- **OBJECTIVE**
Keep only the lines of the listing that include the word "ilsitononesiste", and copy them.

- **STORED RECORDS**
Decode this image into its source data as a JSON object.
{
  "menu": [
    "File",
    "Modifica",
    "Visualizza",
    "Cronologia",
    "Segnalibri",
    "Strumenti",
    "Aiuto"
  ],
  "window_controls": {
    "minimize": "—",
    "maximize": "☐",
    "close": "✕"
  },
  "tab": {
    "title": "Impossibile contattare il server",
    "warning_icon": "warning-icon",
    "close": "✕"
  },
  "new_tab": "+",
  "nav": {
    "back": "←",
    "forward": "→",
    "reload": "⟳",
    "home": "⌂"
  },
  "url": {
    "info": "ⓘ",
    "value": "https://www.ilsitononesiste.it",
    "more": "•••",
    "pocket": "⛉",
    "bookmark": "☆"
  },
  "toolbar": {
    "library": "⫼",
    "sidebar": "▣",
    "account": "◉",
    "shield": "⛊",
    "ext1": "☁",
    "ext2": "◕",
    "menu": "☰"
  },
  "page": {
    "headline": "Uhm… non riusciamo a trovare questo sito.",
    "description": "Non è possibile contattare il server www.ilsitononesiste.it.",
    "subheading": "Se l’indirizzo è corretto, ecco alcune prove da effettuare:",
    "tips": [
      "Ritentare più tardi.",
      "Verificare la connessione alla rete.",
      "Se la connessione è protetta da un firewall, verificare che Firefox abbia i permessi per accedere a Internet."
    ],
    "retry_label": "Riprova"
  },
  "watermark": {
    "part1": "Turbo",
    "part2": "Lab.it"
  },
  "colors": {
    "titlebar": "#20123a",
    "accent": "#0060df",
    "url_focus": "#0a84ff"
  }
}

- **WRITTEN SOLUTION**
    "value": "https://www.ilsitononesiste.it",
    "description": "Non è possibile contattare il server www.ilsitononesiste.it.",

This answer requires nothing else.